» **TEXT SEGMENT**:
════════

Single by The Golden Palominos

from the album Drunk with Passion
- Released: 1991
- Recorded: Greenpoint Studios, Brooklyn, New York
- Genre: Alternative rock
- Length: 5:38
- Label: Virgin
- Songwriter(s): Anton Fier, Michael Stipe, Nicky Skopelitis
- Producer(s): Anton Fier

= Alive and Living Now =

"Alive and Living Now" is a song by The Golden Palominos. Although they had released other singles in promotion of their albums, "Alive and Living Now" is their only charting song. Guest musicians include Michael Stipe of R.E.M. on vocals, British songwriter Richard Thompson on lead guitar, and jazz bandleader Carla Bley on Hammond organ.

== Reception ==
The song charted at No. 14 on U.S. Billboard Modern Rock Tracks and was subject to some critical acclaim. allmusic critic Tom Demalon described the track as "a buoyant, midtempo celebration of life" and a highlight of the album. David Browne of Entertainment Weekly went as far as to declare the track more vibrant than the entirety of the Out of Time album released the same year. Browne stated, "the song, Stipe's ode to that special someone who re-energizes you after all seems lost, virtually explodes with a kicky blast of newfound love, and it's a thrill to hear Stipe, who enunciates every confessional word, go out on such an emotional limb."

════════

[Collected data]

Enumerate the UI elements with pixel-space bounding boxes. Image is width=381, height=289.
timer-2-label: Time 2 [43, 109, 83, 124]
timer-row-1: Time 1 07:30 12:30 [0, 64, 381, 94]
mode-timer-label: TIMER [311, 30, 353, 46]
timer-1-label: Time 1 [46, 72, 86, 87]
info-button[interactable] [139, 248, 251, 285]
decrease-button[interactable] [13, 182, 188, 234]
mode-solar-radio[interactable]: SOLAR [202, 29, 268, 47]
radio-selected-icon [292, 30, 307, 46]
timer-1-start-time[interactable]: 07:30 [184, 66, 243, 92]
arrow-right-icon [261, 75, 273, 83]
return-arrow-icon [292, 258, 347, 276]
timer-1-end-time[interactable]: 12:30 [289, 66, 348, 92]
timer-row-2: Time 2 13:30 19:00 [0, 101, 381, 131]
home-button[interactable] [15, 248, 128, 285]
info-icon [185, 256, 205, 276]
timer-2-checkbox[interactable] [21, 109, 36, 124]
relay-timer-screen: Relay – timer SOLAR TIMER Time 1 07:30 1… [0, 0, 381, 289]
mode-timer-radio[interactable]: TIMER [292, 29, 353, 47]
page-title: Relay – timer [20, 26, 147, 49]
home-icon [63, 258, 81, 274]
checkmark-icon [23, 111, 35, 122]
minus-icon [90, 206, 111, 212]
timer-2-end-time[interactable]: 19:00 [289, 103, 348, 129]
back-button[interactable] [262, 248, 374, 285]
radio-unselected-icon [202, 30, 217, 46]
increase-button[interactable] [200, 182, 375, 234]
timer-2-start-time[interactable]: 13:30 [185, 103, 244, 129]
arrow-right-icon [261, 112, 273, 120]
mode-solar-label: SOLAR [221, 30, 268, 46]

════════

» **JOB**: Summarize the article on "Alive and Living Now" in two sentences. The data above come from a separate source.

» **ANSWER BELOW**: "Alive and Living Now" is a 1991 song by The Golden Palominos and their only charting single, with guest musicians Michael Stipe on vocals, Richard Thompson on lead guitar, and Carla Bley on Hammond organ. It reached No. 14 on the U.S. Billboard Modern Rock Tracks chart and drew critical praise, with allmusic calling it a highlight of the album and Entertainment Weekly judging it more vibrant than the entire Out of Time album.